*Exercise task:* Copy out every line in the entries below that includes "JSON".

*Supplied data:*
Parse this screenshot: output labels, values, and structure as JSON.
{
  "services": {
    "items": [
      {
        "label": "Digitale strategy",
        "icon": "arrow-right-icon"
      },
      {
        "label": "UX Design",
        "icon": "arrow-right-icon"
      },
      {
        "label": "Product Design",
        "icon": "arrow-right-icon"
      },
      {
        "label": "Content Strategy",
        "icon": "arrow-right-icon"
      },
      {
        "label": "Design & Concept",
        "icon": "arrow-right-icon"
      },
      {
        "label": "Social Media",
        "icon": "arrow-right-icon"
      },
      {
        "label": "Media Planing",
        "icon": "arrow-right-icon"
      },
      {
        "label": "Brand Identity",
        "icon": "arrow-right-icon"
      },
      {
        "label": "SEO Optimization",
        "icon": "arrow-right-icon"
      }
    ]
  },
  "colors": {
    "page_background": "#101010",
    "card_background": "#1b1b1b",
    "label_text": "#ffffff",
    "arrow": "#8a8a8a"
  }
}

---

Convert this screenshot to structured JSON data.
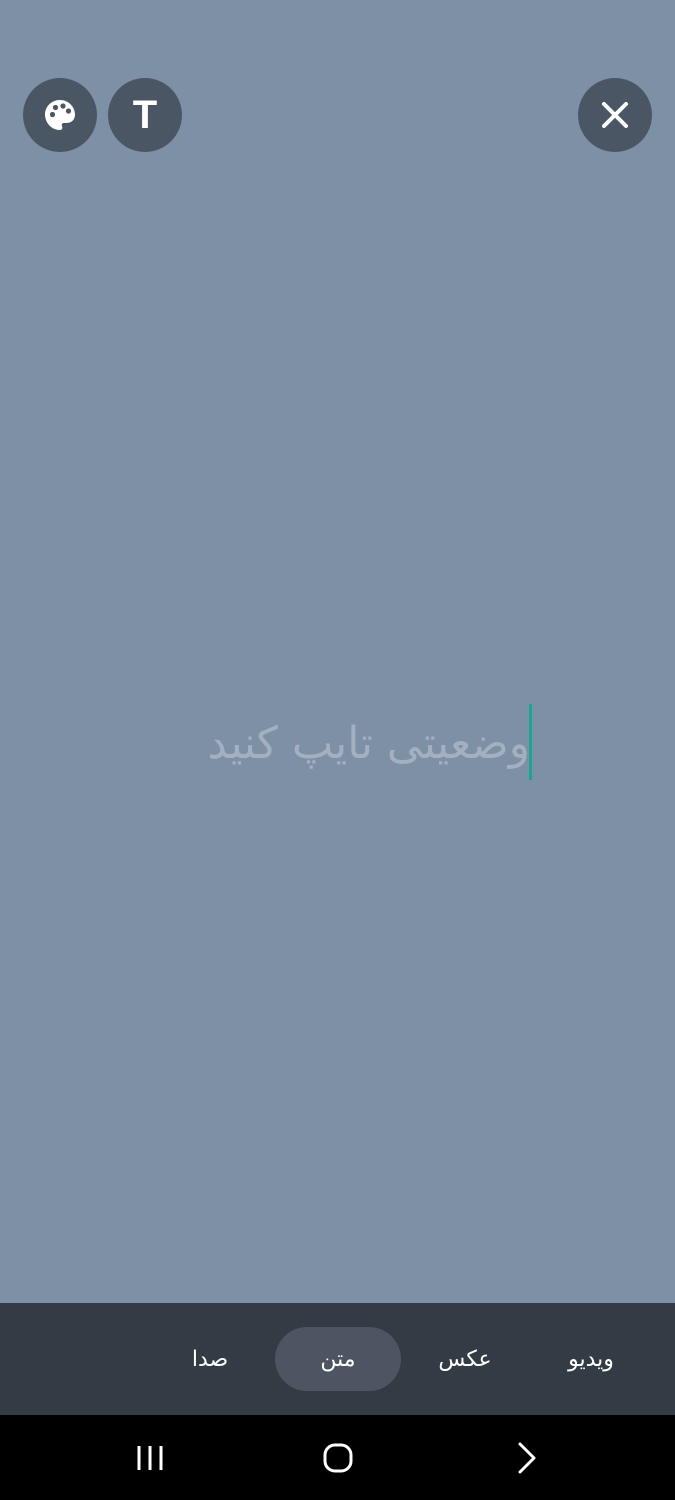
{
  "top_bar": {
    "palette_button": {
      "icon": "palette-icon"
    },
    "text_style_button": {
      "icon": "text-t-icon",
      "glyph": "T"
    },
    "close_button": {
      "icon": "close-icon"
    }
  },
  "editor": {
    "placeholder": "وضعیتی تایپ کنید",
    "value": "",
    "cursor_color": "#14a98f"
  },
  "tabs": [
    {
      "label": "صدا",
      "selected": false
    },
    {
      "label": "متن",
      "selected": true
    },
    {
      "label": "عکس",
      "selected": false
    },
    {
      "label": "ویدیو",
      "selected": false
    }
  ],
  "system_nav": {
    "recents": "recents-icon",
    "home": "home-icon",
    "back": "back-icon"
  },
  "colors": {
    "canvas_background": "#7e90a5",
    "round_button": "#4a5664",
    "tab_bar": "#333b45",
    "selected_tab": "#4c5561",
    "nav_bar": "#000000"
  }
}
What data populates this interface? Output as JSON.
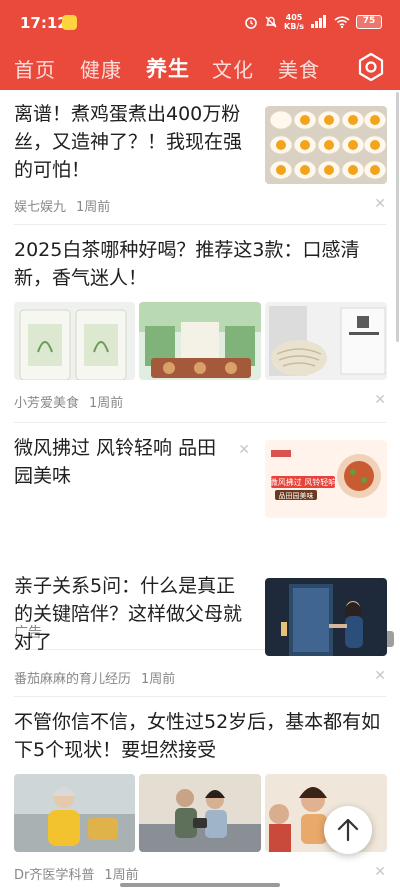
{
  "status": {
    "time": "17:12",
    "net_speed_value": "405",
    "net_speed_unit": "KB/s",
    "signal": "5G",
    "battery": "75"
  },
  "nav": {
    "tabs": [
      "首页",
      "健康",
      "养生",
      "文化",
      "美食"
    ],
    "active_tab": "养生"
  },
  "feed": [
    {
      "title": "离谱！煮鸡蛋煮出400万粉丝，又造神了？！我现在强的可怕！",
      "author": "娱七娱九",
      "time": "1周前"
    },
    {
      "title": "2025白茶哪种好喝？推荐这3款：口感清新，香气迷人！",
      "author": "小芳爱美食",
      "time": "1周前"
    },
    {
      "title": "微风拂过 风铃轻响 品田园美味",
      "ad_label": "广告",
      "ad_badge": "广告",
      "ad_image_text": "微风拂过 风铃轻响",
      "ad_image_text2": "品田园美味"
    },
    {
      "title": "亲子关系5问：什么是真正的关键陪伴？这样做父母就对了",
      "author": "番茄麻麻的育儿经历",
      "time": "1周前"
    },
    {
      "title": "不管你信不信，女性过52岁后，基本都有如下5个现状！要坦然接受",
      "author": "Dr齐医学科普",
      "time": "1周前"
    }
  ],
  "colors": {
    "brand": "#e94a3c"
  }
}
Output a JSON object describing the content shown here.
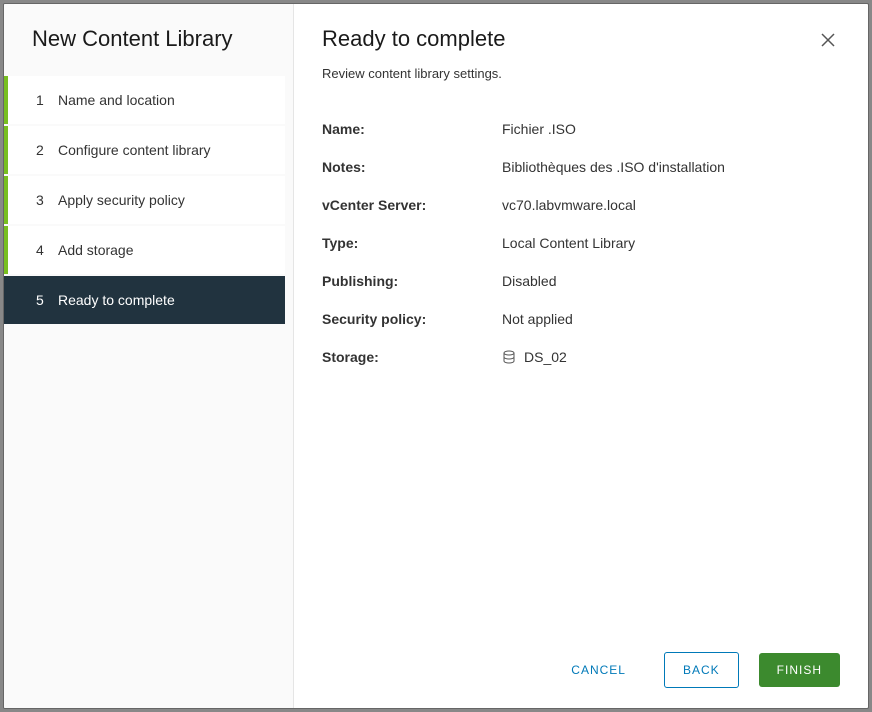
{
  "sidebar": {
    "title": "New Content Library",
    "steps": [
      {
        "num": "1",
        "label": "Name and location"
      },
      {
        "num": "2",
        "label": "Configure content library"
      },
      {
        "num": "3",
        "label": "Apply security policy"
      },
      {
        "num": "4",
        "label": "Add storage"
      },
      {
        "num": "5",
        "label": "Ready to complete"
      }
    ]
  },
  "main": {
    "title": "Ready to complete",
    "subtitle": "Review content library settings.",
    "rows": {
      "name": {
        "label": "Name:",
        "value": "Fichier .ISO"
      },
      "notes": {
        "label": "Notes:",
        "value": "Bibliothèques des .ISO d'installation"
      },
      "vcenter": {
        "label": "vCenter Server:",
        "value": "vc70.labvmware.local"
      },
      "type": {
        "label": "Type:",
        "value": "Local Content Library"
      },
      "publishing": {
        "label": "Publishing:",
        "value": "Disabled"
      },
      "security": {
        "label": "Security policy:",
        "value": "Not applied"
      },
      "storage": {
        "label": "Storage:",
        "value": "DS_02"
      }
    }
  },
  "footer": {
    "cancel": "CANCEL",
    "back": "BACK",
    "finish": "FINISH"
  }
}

*Task response:*
Parse this screenshot: output labels, values, and structure as JSON.
Convert this screenshot to structured JSON data.
What data populates this interface? Output as JSON.
Output a JSON object describing the content shown here.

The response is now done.